(Given instruction): Note each line of the listing that contains the string "icon", and copy it.

(Data records)
_ _ _ _
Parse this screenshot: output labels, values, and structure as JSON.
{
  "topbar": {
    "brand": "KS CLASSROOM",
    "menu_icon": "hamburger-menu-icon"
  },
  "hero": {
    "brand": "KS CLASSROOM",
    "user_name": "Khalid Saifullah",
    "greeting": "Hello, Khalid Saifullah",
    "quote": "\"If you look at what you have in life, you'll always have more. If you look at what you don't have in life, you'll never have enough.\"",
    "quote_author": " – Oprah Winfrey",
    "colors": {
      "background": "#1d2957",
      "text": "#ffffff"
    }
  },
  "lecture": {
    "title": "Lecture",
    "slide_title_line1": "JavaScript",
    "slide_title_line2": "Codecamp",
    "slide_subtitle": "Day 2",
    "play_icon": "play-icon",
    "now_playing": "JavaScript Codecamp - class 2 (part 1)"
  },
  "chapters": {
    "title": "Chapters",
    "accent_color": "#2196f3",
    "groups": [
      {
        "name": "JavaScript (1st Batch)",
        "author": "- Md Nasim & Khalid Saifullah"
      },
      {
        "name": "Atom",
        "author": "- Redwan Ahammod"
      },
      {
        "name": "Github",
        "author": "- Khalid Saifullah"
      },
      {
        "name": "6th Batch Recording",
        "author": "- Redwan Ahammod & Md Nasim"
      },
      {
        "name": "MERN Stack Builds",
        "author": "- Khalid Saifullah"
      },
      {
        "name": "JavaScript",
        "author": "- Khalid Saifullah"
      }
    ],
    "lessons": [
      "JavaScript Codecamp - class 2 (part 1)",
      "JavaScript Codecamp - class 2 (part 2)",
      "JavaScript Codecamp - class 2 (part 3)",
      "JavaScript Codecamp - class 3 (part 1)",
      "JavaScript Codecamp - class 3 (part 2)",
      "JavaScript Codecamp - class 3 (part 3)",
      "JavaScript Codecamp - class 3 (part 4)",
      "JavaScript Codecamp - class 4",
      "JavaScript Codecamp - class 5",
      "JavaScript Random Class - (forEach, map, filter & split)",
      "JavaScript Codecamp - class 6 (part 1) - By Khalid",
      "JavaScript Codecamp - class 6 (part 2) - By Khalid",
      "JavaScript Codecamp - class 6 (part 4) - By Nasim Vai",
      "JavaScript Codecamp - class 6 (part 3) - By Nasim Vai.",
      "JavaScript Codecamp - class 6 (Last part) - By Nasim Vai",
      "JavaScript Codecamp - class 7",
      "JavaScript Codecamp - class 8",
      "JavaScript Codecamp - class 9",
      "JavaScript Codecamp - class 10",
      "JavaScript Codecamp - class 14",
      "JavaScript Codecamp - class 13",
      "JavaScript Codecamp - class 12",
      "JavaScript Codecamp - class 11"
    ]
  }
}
_ _ _ _
(The response):
    "menu_icon": "hamburger-menu-icon"
    "play_icon": "play-icon",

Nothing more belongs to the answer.